_REQUIREMENTS_
The entries below are to be repeated exactly as they stand.

_Data items_

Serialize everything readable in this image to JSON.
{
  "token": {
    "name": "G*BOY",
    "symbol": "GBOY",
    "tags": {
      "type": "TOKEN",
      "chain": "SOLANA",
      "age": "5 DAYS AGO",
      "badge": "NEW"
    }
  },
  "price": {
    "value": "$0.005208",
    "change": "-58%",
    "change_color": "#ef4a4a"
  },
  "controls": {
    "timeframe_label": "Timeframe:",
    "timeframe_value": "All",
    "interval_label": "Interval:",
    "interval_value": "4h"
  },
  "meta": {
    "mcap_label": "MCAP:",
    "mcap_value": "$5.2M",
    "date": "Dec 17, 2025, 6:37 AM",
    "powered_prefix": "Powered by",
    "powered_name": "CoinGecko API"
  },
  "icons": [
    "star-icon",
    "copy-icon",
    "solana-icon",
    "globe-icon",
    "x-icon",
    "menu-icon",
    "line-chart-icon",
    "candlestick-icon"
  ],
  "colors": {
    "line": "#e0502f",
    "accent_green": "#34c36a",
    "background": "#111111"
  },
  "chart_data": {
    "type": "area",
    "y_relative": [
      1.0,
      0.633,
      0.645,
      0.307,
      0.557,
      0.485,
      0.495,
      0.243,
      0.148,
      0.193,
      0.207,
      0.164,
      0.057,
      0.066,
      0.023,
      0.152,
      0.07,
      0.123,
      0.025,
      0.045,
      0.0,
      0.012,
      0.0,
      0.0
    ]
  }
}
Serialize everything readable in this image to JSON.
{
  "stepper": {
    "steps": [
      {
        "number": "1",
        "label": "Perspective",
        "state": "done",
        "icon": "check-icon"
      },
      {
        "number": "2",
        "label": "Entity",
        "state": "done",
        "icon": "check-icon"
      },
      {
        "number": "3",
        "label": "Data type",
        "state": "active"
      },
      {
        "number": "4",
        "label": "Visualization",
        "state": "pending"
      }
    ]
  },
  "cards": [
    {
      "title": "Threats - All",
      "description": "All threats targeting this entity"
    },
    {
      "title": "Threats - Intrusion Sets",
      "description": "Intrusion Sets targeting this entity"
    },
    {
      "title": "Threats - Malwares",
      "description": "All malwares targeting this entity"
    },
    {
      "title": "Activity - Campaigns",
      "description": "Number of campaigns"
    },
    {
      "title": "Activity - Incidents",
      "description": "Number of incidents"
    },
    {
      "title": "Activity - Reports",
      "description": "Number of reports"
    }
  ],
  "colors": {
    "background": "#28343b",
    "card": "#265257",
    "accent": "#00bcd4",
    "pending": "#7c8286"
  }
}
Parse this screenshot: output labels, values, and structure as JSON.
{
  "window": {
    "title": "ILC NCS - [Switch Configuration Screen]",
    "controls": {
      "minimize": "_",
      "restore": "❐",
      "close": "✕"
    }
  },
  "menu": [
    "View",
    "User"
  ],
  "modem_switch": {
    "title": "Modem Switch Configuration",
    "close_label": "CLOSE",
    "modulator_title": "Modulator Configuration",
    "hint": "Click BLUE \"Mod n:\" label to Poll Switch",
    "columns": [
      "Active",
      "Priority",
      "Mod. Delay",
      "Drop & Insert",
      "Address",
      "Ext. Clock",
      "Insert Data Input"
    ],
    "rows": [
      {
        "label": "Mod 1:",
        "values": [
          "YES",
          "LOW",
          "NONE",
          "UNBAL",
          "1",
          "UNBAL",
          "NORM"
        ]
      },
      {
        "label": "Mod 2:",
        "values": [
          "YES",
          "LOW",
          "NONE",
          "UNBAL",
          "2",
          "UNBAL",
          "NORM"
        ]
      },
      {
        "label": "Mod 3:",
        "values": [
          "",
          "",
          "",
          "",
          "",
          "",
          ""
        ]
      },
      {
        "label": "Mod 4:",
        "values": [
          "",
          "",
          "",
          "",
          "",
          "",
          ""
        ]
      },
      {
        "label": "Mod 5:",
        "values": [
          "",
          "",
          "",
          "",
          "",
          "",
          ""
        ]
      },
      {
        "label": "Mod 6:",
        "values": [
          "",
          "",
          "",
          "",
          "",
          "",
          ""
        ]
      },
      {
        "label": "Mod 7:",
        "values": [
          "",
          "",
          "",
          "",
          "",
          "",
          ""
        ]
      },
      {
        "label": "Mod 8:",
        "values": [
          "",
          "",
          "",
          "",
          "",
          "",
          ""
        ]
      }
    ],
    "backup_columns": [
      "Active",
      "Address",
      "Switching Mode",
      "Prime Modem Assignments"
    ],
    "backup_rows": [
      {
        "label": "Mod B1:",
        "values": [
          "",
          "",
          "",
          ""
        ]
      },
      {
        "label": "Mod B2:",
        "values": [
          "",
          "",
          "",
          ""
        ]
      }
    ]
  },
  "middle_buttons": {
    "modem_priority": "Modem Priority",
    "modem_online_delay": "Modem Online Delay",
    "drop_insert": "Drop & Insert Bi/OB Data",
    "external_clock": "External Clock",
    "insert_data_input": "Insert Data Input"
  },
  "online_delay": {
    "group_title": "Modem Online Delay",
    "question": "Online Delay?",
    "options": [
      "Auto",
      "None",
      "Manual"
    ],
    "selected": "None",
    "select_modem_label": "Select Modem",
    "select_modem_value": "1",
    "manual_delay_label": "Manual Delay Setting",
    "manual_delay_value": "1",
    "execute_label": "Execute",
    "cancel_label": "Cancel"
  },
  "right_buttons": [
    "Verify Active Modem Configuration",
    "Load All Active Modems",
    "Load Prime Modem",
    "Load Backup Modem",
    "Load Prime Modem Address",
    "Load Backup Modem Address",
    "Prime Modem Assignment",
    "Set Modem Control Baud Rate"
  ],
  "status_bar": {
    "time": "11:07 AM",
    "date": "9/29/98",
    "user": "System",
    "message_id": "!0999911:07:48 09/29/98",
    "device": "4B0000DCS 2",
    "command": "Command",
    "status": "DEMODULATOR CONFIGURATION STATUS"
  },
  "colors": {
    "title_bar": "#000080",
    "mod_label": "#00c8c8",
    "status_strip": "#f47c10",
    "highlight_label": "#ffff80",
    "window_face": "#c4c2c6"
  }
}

_OUTPUT_
Serialize everything readable in this image to JSON.
{
  "token": {
    "name": "G*BOY",
    "symbol": "GBOY",
    "tags": {
      "type": "TOKEN",
      "chain": "SOLANA",
      "age": "5 DAYS AGO",
      "badge": "NEW"
    }
  },
  "price": {
    "value": "$0.005208",
    "change": "-58%",
    "change_color": "#ef4a4a"
  },
  "controls": {
    "timeframe_label": "Timeframe:",
    "timeframe_value": "All",
    "interval_label": "Interval:",
    "interval_value": "4h"
  },
  "meta": {
    "mcap_label": "MCAP:",
    "mcap_value": "$5.2M",
    "date": "Dec 17, 2025, 6:37 AM",
    "powered_prefix": "Powered by",
    "powered_name": "CoinGecko API"
  },
  "icons": [
    "star-icon",
    "copy-icon",
    "solana-icon",
    "globe-icon",
    "x-icon",
    "menu-icon",
    "line-chart-icon",
    "candlestick-icon"
  ],
  "colors": {
    "line": "#e0502f",
    "accent_green": "#34c36a",
    "background": "#111111"
  },
  "chart_data": {
    "type": "area",
    "y_relative": [
      1.0,
      0.633,
      0.645,
      0.307,
      0.557,
      0.485,
      0.495,
      0.243,
      0.148,
      0.193,
      0.207,
      0.164,
      0.057,
      0.066,
      0.023,
      0.152,
      0.07,
      0.123,
      0.025,
      0.045,
      0.0,
      0.012,
      0.0,
      0.0
    ]
  }
}
Serialize everything readable in this image to JSON.
{
  "stepper": {
    "steps": [
      {
        "number": "1",
        "label": "Perspective",
        "state": "done",
        "icon": "check-icon"
      },
      {
        "number": "2",
        "label": "Entity",
        "state": "done",
        "icon": "check-icon"
      },
      {
        "number": "3",
        "label": "Data type",
        "state": "active"
      },
      {
        "number": "4",
        "label": "Visualization",
        "state": "pending"
      }
    ]
  },
  "cards": [
    {
      "title": "Threats - All",
      "description": "All threats targeting this entity"
    },
    {
      "title": "Threats - Intrusion Sets",
      "description": "Intrusion Sets targeting this entity"
    },
    {
      "title": "Threats - Malwares",
      "description": "All malwares targeting this entity"
    },
    {
      "title": "Activity - Campaigns",
      "description": "Number of campaigns"
    },
    {
      "title": "Activity - Incidents",
      "description": "Number of incidents"
    },
    {
      "title": "Activity - Reports",
      "description": "Number of reports"
    }
  ],
  "colors": {
    "background": "#28343b",
    "card": "#265257",
    "accent": "#00bcd4",
    "pending": "#7c8286"
  }
}
Parse this screenshot: output labels, values, and structure as JSON.
{
  "window": {
    "title": "ILC NCS - [Switch Configuration Screen]",
    "controls": {
      "minimize": "_",
      "restore": "❐",
      "close": "✕"
    }
  },
  "menu": [
    "View",
    "User"
  ],
  "modem_switch": {
    "title": "Modem Switch Configuration",
    "close_label": "CLOSE",
    "modulator_title": "Modulator Configuration",
    "hint": "Click BLUE \"Mod n:\" label to Poll Switch",
    "columns": [
      "Active",
      "Priority",
      "Mod. Delay",
      "Drop & Insert",
      "Address",
      "Ext. Clock",
      "Insert Data Input"
    ],
    "rows": [
      {
        "label": "Mod 1:",
        "values": [
          "YES",
          "LOW",
          "NONE",
          "UNBAL",
          "1",
          "UNBAL",
          "NORM"
        ]
      },
      {
        "label": "Mod 2:",
        "values": [
          "YES",
          "LOW",
          "NONE",
          "UNBAL",
          "2",
          "UNBAL",
          "NORM"
        ]
      },
      {
        "label": "Mod 3:",
        "values": [
          "",
          "",
          "",
          "",
          "",
          "",
          ""
        ]
      },
      {
        "label": "Mod 4:",
        "values": [
          "",
          "",
          "",
          "",
          "",
          "",
          ""
        ]
      },
      {
        "label": "Mod 5:",
        "values": [
          "",
          "",
          "",
          "",
          "",
          "",
          ""
        ]
      },
      {
        "label": "Mod 6:",
        "values": [
          "",
          "",
          "",
          "",
          "",
          "",
          ""
        ]
      },
      {
        "label": "Mod 7:",
        "values": [
          "",
          "",
          "",
          "",
          "",
          "",
          ""
        ]
      },
      {
        "label": "Mod 8:",
        "values": [
          "",
          "",
          "",
          "",
          "",
          "",
          ""
        ]
      }
    ],
    "backup_columns": [
      "Active",
      "Address",
      "Switching Mode",
      "Prime Modem Assignments"
    ],
    "backup_rows": [
      {
        "label": "Mod B1:",
        "values": [
          "",
          "",
          "",
          ""
        ]
      },
      {
        "label": "Mod B2:",
        "values": [
          "",
          "",
          "",
          ""
        ]
      }
    ]
  },
  "middle_buttons": {
    "modem_priority": "Modem Priority",
    "modem_online_delay": "Modem Online Delay",
    "drop_insert": "Drop & Insert Bi/OB Data",
    "external_clock": "External Clock",
    "insert_data_input": "Insert Data Input"
  },
  "online_delay": {
    "group_title": "Modem Online Delay",
    "question": "Online Delay?",
    "options": [
      "Auto",
      "None",
      "Manual"
    ],
    "selected": "None",
    "select_modem_label": "Select Modem",
    "select_modem_value": "1",
    "manual_delay_label": "Manual Delay Setting",
    "manual_delay_value": "1",
    "execute_label": "Execute",
    "cancel_label": "Cancel"
  },
  "right_buttons": [
    "Verify Active Modem Configuration",
    "Load All Active Modems",
    "Load Prime Modem",
    "Load Backup Modem",
    "Load Prime Modem Address",
    "Load Backup Modem Address",
    "Prime Modem Assignment",
    "Set Modem Control Baud Rate"
  ],
  "status_bar": {
    "time": "11:07 AM",
    "date": "9/29/98",
    "user": "System",
    "message_id": "!0999911:07:48 09/29/98",
    "device": "4B0000DCS 2",
    "command": "Command",
    "status": "DEMODULATOR CONFIGURATION STATUS"
  },
  "colors": {
    "title_bar": "#000080",
    "mod_label": "#00c8c8",
    "status_strip": "#f47c10",
    "highlight_label": "#ffff80",
    "window_face": "#c4c2c6"
  }
}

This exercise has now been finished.